GIVEN DATA
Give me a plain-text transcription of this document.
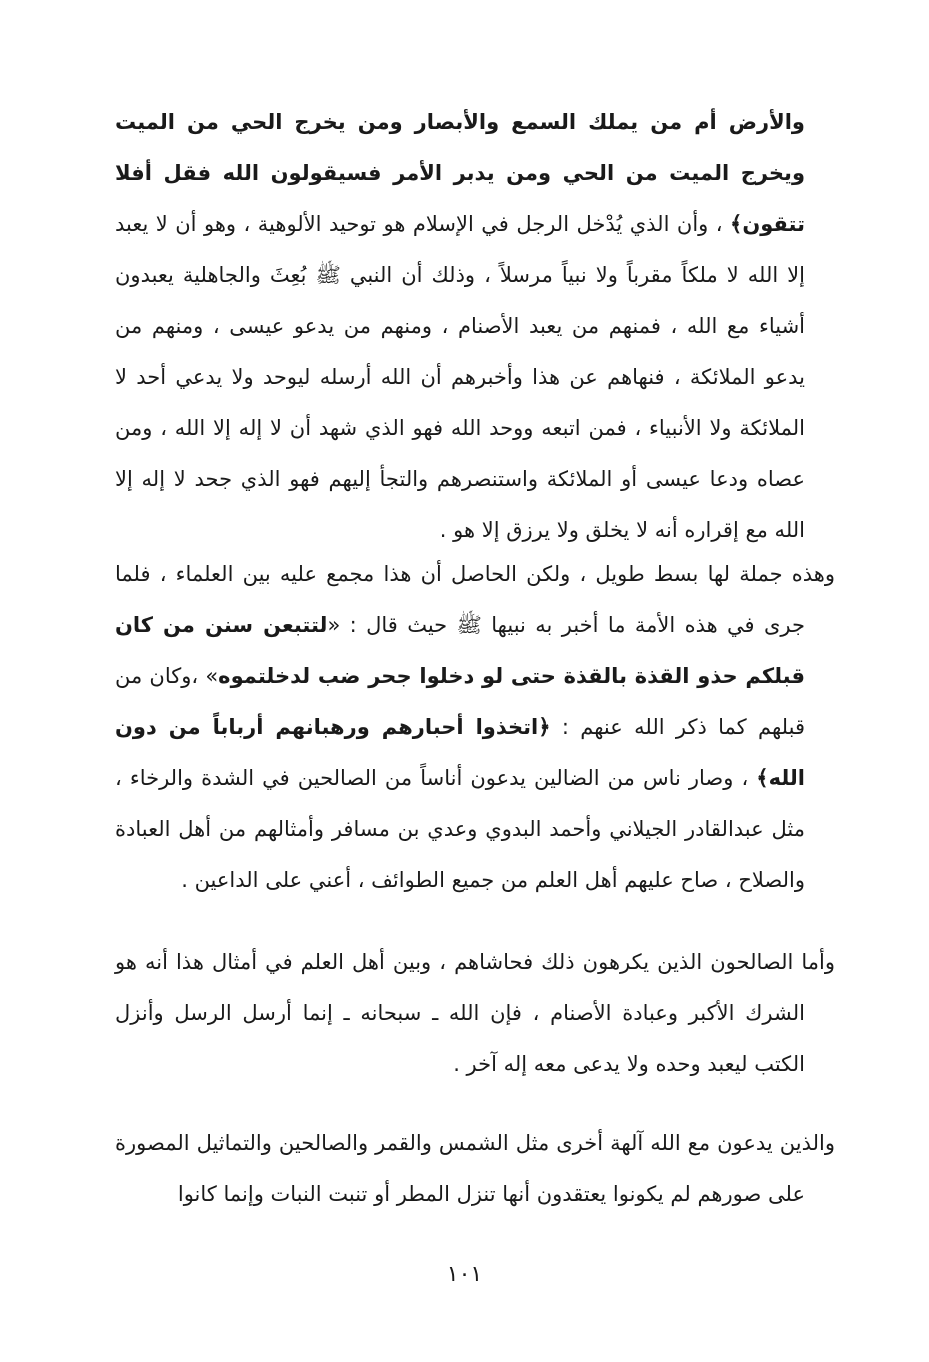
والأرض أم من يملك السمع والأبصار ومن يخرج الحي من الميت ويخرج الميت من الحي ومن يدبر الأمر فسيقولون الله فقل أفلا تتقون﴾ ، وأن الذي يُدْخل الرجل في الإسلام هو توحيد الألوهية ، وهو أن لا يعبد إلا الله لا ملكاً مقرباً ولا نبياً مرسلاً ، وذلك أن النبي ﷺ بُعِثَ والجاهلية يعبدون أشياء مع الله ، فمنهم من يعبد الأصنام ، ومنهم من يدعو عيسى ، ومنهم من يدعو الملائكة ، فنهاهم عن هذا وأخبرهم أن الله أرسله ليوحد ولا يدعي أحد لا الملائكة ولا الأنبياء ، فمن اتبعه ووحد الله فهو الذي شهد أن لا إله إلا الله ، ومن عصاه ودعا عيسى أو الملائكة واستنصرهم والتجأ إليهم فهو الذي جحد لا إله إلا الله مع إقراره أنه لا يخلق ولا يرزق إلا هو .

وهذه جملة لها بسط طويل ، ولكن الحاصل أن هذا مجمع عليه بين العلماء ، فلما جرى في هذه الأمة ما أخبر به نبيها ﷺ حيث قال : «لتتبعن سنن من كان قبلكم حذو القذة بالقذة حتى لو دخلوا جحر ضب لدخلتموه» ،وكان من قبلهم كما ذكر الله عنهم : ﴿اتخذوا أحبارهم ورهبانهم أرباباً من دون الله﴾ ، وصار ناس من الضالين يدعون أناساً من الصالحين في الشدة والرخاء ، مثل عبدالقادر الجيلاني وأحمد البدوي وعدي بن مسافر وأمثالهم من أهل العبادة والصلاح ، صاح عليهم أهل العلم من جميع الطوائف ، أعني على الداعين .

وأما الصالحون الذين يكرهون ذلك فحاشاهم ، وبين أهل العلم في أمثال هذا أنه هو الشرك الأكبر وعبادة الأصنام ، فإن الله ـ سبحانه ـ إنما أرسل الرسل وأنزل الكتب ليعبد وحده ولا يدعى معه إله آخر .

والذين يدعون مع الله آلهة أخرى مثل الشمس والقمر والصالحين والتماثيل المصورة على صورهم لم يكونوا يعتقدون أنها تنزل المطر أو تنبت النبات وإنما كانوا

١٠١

WHAT YOU NEED TO DO
Copy out the whole listing exactly, and don't carry over any pictures.

WRITTEN SOLUTION
Give me a plain-text transcription of this document.
والأرض أم من يملك السمع والأبصار ومن يخرج الحي من الميت ويخرج الميت من الحي ومن يدبر الأمر فسيقولون الله فقل أفلا تتقون﴾ ، وأن الذي يُدْخل الرجل في الإسلام هو توحيد الألوهية ، وهو أن لا يعبد إلا الله لا ملكاً مقرباً ولا نبياً مرسلاً ، وذلك أن النبي ﷺ بُعِثَ والجاهلية يعبدون أشياء مع الله ، فمنهم من يعبد الأصنام ، ومنهم من يدعو عيسى ، ومنهم من يدعو الملائكة ، فنهاهم عن هذا وأخبرهم أن الله أرسله ليوحد ولا يدعي أحد لا الملائكة ولا الأنبياء ، فمن اتبعه ووحد الله فهو الذي شهد أن لا إله إلا الله ، ومن عصاه ودعا عيسى أو الملائكة واستنصرهم والتجأ إليهم فهو الذي جحد لا إله إلا الله مع إقراره أنه لا يخلق ولا يرزق إلا هو .

وهذه جملة لها بسط طويل ، ولكن الحاصل أن هذا مجمع عليه بين العلماء ، فلما جرى في هذه الأمة ما أخبر به نبيها ﷺ حيث قال : «لتتبعن سنن من كان قبلكم حذو القذة بالقذة حتى لو دخلوا جحر ضب لدخلتموه» ،وكان من قبلهم كما ذكر الله عنهم : ﴿اتخذوا أحبارهم ورهبانهم أرباباً من دون الله﴾ ، وصار ناس من الضالين يدعون أناساً من الصالحين في الشدة والرخاء ، مثل عبدالقادر الجيلاني وأحمد البدوي وعدي بن مسافر وأمثالهم من أهل العبادة والصلاح ، صاح عليهم أهل العلم من جميع الطوائف ، أعني على الداعين .

وأما الصالحون الذين يكرهون ذلك فحاشاهم ، وبين أهل العلم في أمثال هذا أنه هو الشرك الأكبر وعبادة الأصنام ، فإن الله ـ سبحانه ـ إنما أرسل الرسل وأنزل الكتب ليعبد وحده ولا يدعى معه إله آخر .

والذين يدعون مع الله آلهة أخرى مثل الشمس والقمر والصالحين والتماثيل المصورة على صورهم لم يكونوا يعتقدون أنها تنزل المطر أو تنبت النبات وإنما كانوا

١٠١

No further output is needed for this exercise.